:: PROVIDED RECORDS ::

==*==

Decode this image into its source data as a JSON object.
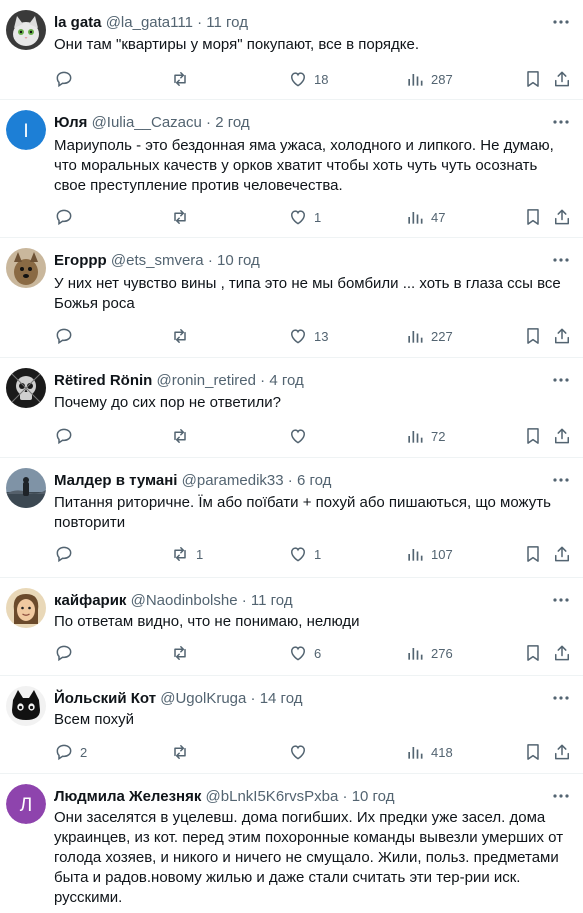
{
  "tweets": [
    {
      "name": "la gata",
      "handle": "@la_gata111",
      "time": "11 год",
      "text": "Они там \"квартиры у моря\" покупают, все в порядке.",
      "replies": "",
      "retweets": "",
      "likes": "18",
      "views": "287",
      "avatar": {
        "type": "cat",
        "bg": "#3a3a3a"
      }
    },
    {
      "name": "Юля",
      "handle": "@Iulia__Cazacu",
      "time": "2 год",
      "text": "Мариуполь - это бездонная яма ужаса, холодного и липкого. Не думаю, что моральных качеств у орков хватит чтобы хоть чуть чуть осознать свое преступление против человечества.",
      "replies": "",
      "retweets": "",
      "likes": "1",
      "views": "47",
      "avatar": {
        "type": "letter",
        "letter": "I",
        "bg": "#1d7fd6"
      }
    },
    {
      "name": "Егорpp",
      "handle": "@ets_smvera",
      "time": "10 год",
      "text": "У них нет чувство вины , типа это не мы бомбили ... хоть в глаза ссы все Божья роса",
      "replies": "",
      "retweets": "",
      "likes": "13",
      "views": "227",
      "avatar": {
        "type": "dog",
        "bg": "#c9b79c"
      }
    },
    {
      "name": "Rëtired Rönin",
      "handle": "@ronin_retired",
      "time": "4 год",
      "text": "Почему до сих пор не ответили?",
      "replies": "",
      "retweets": "",
      "likes": "",
      "views": "72",
      "avatar": {
        "type": "skull",
        "bg": "#1a1a1a"
      }
    },
    {
      "name": "Малдер в тумані",
      "handle": "@paramedik33",
      "time": "6 год",
      "text": "Питання риторичне. Їм або поїбати + похуй або пишаються, що можуть повторити",
      "replies": "",
      "retweets": "1",
      "likes": "1",
      "views": "107",
      "avatar": {
        "type": "landscape",
        "bg": "#5a6b7a"
      }
    },
    {
      "name": "кайфарик",
      "handle": "@Naodinbolshe",
      "time": "11 год",
      "text": "По ответам видно, что не понимаю, нелюди",
      "replies": "",
      "retweets": "",
      "likes": "6",
      "views": "276",
      "avatar": {
        "type": "face",
        "bg": "#e9d8b8"
      }
    },
    {
      "name": "Йольский Кот",
      "handle": "@UgolKruga",
      "time": "14 год",
      "text": "Всем похуй",
      "replies": "2",
      "retweets": "",
      "likes": "",
      "views": "418",
      "avatar": {
        "type": "blackcat",
        "bg": "#f2f2f2"
      }
    },
    {
      "name": "Людмила Железняк",
      "handle": "@bLnkI5K6rvsPxba",
      "time": "10 год",
      "text": "Они заселятся в уцелевш. дома погибших. Их предки уже засел. дома украинцев, из кот. перед этим похоронные команды вывезли умерших от голода хозяев, и никого и ничего не смущало. Жили, польз. предметами быта и радов.новому жилью и даже стали считать эти тер-рии иск. русскими.",
      "replies": "",
      "retweets": "",
      "likes": "",
      "views": "",
      "avatar": {
        "type": "letter",
        "letter": "Л",
        "bg": "#8e44ad"
      }
    }
  ],
  "colors": {
    "text": "#0f1419",
    "secondary": "#536471",
    "divider": "#eff3f4"
  },
  "icons": [
    "reply-icon",
    "retweet-icon",
    "like-icon",
    "views-icon",
    "bookmark-icon",
    "share-icon",
    "more-icon"
  ]
}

==*==

:: GIVEN PROBLEM ::
Repeat each entry exactly as it appears; skip any picture.

:: THE SOLUTION ::
Decode this image into its source data as a JSON object.
{
  "tweets": [
    {
      "name": "la gata",
      "handle": "@la_gata111",
      "time": "11 год",
      "text": "Они там \"квартиры у моря\" покупают, все в порядке.",
      "replies": "",
      "retweets": "",
      "likes": "18",
      "views": "287",
      "avatar": {
        "type": "cat",
        "bg": "#3a3a3a"
      }
    },
    {
      "name": "Юля",
      "handle": "@Iulia__Cazacu",
      "time": "2 год",
      "text": "Мариуполь - это бездонная яма ужаса, холодного и липкого. Не думаю, что моральных качеств у орков хватит чтобы хоть чуть чуть осознать свое преступление против человечества.",
      "replies": "",
      "retweets": "",
      "likes": "1",
      "views": "47",
      "avatar": {
        "type": "letter",
        "letter": "I",
        "bg": "#1d7fd6"
      }
    },
    {
      "name": "Егорpp",
      "handle": "@ets_smvera",
      "time": "10 год",
      "text": "У них нет чувство вины , типа это не мы бомбили ... хоть в глаза ссы все Божья роса",
      "replies": "",
      "retweets": "",
      "likes": "13",
      "views": "227",
      "avatar": {
        "type": "dog",
        "bg": "#c9b79c"
      }
    },
    {
      "name": "Rëtired Rönin",
      "handle": "@ronin_retired",
      "time": "4 год",
      "text": "Почему до сих пор не ответили?",
      "replies": "",
      "retweets": "",
      "likes": "",
      "views": "72",
      "avatar": {
        "type": "skull",
        "bg": "#1a1a1a"
      }
    },
    {
      "name": "Малдер в тумані",
      "handle": "@paramedik33",
      "time": "6 год",
      "text": "Питання риторичне. Їм або поїбати + похуй або пишаються, що можуть повторити",
      "replies": "",
      "retweets": "1",
      "likes": "1",
      "views": "107",
      "avatar": {
        "type": "landscape",
        "bg": "#5a6b7a"
      }
    },
    {
      "name": "кайфарик",
      "handle": "@Naodinbolshe",
      "time": "11 год",
      "text": "По ответам видно, что не понимаю, нелюди",
      "replies": "",
      "retweets": "",
      "likes": "6",
      "views": "276",
      "avatar": {
        "type": "face",
        "bg": "#e9d8b8"
      }
    },
    {
      "name": "Йольский Кот",
      "handle": "@UgolKruga",
      "time": "14 год",
      "text": "Всем похуй",
      "replies": "2",
      "retweets": "",
      "likes": "",
      "views": "418",
      "avatar": {
        "type": "blackcat",
        "bg": "#f2f2f2"
      }
    },
    {
      "name": "Людмила Железняк",
      "handle": "@bLnkI5K6rvsPxba",
      "time": "10 год",
      "text": "Они заселятся в уцелевш. дома погибших. Их предки уже засел. дома украинцев, из кот. перед этим похоронные команды вывезли умерших от голода хозяев, и никого и ничего не смущало. Жили, польз. предметами быта и радов.новому жилью и даже стали считать эти тер-рии иск. русскими.",
      "replies": "",
      "retweets": "",
      "likes": "",
      "views": "",
      "avatar": {
        "type": "letter",
        "letter": "Л",
        "bg": "#8e44ad"
      }
    }
  ],
  "colors": {
    "text": "#0f1419",
    "secondary": "#536471",
    "divider": "#eff3f4"
  },
  "icons": [
    "reply-icon",
    "retweet-icon",
    "like-icon",
    "views-icon",
    "bookmark-icon",
    "share-icon",
    "more-icon"
  ]
}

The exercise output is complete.